> TASK INSTRUCTIONS
Using the material below, copy every line where "LOVE" appears.

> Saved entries

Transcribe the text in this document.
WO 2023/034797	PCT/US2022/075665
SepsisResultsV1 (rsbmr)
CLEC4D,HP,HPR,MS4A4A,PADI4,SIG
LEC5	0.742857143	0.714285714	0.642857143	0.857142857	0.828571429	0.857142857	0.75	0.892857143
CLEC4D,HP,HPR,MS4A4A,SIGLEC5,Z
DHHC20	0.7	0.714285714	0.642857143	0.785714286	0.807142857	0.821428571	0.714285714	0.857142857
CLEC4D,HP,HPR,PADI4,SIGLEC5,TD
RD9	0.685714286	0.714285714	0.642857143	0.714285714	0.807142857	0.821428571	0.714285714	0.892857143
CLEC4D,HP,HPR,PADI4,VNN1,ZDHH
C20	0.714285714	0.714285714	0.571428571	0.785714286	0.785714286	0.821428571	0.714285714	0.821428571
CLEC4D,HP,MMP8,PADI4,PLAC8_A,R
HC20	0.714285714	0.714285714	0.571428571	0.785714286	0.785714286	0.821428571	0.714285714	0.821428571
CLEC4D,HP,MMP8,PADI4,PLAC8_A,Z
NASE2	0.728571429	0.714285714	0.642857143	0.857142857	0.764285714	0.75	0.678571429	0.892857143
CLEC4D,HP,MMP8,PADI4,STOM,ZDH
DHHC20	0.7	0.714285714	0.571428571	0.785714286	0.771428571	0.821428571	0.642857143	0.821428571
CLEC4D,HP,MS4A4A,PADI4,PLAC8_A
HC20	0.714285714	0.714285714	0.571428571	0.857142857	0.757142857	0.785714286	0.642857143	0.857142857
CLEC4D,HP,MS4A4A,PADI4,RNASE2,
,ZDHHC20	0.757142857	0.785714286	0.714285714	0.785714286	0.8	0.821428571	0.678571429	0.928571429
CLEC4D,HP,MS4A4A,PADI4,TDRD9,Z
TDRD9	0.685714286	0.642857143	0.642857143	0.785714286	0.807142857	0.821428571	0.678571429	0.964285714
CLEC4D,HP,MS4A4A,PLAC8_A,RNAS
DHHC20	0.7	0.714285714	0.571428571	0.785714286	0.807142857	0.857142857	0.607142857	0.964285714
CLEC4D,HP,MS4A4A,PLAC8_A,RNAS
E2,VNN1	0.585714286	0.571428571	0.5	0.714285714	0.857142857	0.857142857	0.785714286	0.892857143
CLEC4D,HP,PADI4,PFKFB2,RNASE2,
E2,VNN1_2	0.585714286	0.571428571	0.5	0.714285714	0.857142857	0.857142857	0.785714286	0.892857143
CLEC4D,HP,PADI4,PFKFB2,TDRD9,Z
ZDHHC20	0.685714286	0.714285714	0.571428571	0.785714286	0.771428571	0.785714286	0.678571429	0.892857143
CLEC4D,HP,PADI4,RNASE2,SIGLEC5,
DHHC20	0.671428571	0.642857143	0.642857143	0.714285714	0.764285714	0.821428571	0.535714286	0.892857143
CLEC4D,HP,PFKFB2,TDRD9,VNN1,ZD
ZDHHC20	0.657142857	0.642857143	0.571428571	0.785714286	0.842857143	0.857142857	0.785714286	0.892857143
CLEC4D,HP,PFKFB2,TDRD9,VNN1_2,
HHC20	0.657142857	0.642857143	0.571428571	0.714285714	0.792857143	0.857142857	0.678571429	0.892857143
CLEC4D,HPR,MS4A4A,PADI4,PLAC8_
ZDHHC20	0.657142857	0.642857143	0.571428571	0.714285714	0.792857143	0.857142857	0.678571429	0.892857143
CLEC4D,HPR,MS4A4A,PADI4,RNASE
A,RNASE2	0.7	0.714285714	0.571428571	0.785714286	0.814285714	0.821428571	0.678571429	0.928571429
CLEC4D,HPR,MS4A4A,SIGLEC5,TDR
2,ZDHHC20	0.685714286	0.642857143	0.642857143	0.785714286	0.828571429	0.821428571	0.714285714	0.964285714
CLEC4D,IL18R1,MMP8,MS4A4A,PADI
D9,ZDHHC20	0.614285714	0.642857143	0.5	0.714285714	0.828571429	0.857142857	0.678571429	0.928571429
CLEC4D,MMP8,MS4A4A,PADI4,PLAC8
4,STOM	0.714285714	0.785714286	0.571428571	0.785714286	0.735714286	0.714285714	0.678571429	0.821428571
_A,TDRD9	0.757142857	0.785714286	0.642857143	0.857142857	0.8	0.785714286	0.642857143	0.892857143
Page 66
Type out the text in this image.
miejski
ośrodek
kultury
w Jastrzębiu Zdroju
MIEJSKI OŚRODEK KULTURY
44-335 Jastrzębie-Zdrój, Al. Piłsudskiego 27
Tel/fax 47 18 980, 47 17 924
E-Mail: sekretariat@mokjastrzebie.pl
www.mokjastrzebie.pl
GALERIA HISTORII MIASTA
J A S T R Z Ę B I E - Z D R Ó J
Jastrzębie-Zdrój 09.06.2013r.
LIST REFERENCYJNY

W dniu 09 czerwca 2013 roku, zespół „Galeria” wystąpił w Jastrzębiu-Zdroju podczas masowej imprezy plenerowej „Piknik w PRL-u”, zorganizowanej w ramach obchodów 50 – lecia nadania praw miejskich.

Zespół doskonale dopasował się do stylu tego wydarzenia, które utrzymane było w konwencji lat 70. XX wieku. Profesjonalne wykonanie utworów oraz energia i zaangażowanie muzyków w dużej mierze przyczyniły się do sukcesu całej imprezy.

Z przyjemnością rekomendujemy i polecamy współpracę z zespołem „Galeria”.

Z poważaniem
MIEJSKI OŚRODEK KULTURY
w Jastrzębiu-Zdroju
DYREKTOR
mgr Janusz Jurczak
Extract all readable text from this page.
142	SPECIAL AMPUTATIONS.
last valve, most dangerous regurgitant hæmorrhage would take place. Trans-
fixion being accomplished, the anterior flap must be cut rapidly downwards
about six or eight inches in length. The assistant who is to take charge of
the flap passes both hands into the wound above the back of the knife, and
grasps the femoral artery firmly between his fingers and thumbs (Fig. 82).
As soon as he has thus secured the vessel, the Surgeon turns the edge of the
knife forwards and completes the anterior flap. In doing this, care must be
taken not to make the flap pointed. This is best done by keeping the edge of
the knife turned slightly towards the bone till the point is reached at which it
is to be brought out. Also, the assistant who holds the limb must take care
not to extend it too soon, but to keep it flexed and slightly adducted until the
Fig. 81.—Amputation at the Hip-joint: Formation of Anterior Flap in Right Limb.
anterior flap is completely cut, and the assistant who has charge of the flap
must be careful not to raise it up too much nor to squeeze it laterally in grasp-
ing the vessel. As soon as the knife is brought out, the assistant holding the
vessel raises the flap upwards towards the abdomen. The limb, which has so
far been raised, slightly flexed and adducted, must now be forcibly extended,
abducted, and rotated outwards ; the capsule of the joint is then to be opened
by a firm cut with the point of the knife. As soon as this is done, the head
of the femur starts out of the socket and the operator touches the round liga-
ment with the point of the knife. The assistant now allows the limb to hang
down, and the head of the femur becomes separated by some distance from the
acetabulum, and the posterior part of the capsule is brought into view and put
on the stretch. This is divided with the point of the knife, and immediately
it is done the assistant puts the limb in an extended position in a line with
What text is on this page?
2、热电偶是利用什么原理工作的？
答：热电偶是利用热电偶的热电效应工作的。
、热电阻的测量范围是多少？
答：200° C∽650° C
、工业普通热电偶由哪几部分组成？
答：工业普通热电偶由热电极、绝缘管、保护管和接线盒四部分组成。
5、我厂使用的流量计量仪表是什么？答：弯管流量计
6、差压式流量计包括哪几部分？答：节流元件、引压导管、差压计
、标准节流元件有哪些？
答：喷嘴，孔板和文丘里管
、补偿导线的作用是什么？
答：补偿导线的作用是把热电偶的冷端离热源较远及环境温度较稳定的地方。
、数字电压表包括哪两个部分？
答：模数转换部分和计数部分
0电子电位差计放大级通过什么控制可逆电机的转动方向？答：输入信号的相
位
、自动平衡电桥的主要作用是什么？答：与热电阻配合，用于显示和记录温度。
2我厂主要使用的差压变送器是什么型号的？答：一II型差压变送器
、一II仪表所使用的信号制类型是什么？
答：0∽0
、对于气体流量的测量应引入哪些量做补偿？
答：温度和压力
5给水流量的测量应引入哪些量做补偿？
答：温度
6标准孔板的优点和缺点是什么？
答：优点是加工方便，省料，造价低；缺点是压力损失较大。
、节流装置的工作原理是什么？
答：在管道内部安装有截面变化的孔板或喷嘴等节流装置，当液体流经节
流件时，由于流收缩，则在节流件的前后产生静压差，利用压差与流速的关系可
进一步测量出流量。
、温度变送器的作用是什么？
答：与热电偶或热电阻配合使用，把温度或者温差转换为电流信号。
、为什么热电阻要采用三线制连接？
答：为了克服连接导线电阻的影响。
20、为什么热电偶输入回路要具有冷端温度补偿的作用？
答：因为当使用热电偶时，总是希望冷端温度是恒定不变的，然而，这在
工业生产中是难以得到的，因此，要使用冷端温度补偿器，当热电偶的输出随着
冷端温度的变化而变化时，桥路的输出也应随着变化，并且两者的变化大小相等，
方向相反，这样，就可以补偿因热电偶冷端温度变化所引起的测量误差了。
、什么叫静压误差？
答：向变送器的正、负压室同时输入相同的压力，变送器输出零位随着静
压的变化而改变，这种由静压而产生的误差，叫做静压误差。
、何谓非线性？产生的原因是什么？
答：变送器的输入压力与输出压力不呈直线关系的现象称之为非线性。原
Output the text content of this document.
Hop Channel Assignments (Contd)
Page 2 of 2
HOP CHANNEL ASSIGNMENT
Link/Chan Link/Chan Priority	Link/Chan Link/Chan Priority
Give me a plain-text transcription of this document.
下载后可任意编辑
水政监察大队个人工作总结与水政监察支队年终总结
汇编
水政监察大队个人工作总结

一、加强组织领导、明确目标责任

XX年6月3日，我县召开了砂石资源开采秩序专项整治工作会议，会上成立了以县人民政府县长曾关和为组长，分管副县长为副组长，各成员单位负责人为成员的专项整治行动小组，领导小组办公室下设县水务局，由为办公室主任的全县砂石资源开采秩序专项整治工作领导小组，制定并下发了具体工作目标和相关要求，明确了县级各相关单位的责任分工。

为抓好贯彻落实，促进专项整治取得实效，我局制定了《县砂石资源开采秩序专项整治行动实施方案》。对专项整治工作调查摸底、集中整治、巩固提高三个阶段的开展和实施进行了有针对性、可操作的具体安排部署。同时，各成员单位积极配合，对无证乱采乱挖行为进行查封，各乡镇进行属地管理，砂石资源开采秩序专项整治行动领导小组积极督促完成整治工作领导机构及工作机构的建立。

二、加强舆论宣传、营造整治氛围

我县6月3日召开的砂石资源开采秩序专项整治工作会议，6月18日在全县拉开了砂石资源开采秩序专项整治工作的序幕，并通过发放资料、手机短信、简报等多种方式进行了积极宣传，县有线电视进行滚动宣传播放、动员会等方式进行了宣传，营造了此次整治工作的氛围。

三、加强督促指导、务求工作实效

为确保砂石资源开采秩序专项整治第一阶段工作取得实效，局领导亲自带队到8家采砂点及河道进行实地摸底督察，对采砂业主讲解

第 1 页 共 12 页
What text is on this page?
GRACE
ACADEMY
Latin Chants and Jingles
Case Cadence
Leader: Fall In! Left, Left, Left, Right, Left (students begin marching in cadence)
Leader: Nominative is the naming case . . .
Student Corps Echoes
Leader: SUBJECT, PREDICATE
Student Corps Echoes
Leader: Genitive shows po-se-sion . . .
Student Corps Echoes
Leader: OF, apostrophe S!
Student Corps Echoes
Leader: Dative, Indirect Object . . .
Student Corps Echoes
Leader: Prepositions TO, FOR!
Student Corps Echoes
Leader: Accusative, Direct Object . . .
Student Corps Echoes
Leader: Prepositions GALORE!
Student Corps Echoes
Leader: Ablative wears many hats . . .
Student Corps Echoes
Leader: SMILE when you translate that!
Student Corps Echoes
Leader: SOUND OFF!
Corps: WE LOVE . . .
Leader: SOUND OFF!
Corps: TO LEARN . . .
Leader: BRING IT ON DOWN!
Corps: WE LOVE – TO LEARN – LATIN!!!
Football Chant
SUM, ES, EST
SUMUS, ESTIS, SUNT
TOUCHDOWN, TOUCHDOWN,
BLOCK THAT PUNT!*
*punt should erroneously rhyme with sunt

> FINAL RESULT
Corps: WE LOVE . . .
Corps: WE LOVE – TO LEARN – LATIN!!!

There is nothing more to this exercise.